Sort through the entries below and pull out lines containing the word "this".
#### DATA ENTRIES ####
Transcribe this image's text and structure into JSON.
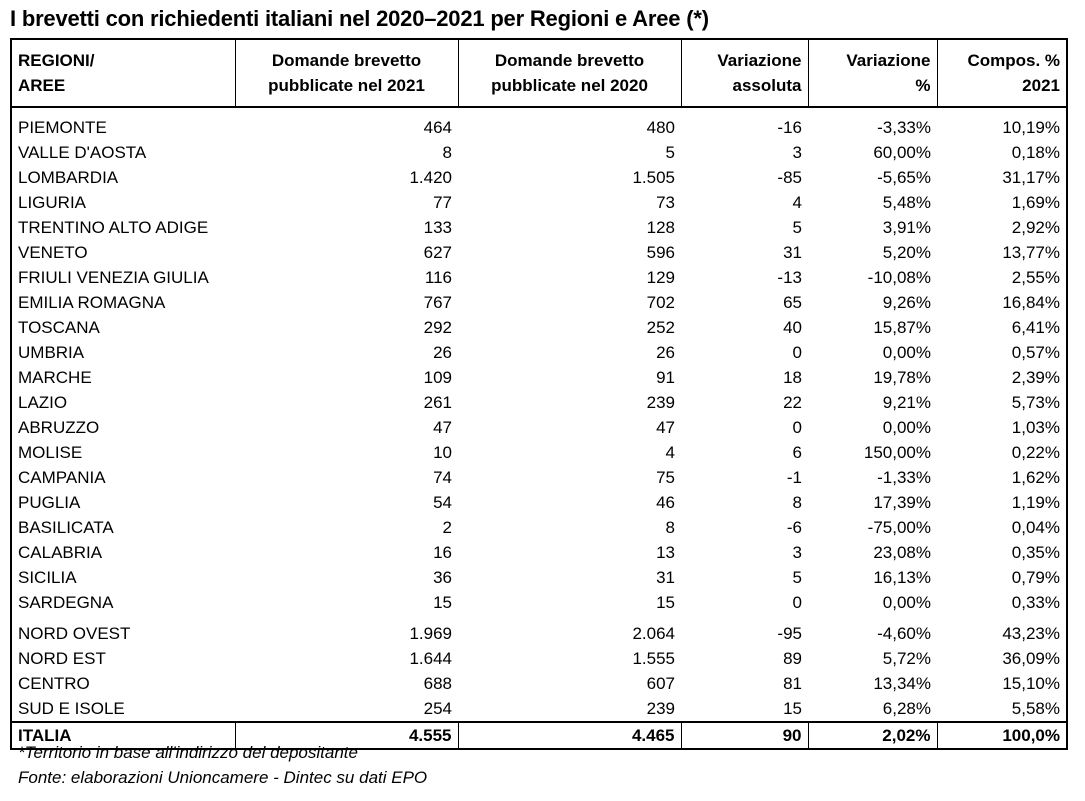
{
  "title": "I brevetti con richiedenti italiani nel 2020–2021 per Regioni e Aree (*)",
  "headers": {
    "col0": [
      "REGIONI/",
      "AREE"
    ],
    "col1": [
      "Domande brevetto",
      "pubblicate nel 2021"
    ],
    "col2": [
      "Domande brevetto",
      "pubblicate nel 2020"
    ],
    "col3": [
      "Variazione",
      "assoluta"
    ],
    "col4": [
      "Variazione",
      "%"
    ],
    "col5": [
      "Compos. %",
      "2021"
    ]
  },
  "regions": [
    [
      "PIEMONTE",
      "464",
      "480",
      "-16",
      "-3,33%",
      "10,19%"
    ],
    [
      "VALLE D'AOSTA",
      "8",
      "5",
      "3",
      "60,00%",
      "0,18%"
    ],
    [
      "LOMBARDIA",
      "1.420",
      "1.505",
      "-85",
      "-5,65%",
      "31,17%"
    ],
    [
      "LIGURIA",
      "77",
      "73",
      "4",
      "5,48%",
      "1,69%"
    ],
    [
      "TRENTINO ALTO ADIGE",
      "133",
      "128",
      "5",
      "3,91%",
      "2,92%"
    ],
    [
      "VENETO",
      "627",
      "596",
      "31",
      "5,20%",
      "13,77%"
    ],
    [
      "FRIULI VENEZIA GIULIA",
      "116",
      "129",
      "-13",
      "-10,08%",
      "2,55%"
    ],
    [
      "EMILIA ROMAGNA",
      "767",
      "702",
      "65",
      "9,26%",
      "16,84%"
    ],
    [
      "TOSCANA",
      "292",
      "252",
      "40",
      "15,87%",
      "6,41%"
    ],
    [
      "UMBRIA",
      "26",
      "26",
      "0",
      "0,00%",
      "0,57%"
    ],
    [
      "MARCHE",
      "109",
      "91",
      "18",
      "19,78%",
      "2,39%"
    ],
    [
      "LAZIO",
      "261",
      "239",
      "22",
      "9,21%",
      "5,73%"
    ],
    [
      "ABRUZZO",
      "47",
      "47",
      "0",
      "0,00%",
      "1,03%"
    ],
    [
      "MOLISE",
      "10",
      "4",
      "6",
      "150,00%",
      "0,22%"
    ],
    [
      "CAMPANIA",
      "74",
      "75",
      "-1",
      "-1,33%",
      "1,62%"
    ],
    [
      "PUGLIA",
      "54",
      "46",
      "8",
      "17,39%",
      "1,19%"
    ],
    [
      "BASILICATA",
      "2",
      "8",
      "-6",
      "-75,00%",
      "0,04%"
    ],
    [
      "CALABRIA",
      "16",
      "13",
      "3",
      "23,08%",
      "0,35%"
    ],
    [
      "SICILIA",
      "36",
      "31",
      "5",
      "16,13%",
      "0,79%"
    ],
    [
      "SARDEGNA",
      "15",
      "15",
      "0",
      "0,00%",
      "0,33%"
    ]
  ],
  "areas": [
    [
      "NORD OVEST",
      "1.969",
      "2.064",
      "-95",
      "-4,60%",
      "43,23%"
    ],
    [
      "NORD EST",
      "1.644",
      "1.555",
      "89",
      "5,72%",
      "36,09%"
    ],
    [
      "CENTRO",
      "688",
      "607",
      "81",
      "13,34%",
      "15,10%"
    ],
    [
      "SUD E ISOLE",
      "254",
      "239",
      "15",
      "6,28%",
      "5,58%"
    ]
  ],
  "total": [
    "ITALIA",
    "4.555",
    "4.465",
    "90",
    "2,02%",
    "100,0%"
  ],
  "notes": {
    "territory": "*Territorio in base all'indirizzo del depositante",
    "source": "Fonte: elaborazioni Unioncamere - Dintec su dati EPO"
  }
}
####
#### DATA ENTRIES ####
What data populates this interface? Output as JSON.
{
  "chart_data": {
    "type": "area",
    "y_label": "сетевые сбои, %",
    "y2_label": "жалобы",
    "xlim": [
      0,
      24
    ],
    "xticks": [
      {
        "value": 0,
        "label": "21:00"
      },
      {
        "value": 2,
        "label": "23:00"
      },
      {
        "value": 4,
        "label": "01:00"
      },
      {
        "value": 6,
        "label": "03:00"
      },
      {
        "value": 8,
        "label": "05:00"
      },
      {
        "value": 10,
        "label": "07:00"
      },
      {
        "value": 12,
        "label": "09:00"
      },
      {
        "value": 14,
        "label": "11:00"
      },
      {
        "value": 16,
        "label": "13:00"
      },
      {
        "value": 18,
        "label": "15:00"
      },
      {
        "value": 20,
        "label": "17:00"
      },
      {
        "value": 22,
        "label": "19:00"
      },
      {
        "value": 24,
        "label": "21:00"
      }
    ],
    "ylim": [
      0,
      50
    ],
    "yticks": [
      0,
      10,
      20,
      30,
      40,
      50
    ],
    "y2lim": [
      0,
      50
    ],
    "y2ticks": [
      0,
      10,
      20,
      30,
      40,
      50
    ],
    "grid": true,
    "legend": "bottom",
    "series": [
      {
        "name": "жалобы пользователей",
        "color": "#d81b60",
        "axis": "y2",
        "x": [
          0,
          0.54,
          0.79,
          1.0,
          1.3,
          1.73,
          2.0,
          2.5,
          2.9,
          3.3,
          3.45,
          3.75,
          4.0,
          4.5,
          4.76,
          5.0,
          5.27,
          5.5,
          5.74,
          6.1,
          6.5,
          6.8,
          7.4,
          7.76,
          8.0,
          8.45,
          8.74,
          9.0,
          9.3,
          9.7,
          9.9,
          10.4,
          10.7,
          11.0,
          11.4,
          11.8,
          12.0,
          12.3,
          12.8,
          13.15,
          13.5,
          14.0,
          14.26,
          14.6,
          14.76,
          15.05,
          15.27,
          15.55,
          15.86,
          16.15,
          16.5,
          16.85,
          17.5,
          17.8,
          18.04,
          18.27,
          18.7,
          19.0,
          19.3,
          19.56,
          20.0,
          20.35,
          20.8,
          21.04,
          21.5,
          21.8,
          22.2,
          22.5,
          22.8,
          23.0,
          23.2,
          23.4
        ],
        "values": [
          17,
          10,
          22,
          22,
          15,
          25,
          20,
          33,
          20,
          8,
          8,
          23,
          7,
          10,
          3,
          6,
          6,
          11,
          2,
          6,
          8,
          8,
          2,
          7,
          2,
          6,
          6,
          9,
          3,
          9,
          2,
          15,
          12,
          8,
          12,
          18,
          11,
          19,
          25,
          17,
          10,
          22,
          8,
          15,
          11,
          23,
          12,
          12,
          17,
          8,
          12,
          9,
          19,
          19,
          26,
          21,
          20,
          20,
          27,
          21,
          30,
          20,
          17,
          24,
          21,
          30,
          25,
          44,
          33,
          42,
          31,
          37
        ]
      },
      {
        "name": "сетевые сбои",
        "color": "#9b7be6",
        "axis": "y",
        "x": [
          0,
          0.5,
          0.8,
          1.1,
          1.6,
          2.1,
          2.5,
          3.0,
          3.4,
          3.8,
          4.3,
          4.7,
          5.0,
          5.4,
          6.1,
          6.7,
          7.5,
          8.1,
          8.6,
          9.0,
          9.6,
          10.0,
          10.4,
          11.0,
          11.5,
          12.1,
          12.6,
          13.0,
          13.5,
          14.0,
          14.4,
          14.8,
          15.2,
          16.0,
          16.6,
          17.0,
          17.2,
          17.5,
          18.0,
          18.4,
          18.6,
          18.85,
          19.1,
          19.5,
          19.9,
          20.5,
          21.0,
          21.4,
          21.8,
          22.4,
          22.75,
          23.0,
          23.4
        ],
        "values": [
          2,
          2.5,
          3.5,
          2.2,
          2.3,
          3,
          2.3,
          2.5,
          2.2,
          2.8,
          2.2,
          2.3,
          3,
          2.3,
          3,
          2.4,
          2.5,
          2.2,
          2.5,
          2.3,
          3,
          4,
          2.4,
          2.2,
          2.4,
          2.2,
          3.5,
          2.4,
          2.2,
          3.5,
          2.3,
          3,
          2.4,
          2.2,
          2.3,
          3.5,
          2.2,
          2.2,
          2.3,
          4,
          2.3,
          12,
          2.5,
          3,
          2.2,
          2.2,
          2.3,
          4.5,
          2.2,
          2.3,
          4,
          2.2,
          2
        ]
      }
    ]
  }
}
####
**RESPONSE TO THE TASK:**
Transcribe this image's text and structure into JSON.
What data populates this interface? Output as JSON.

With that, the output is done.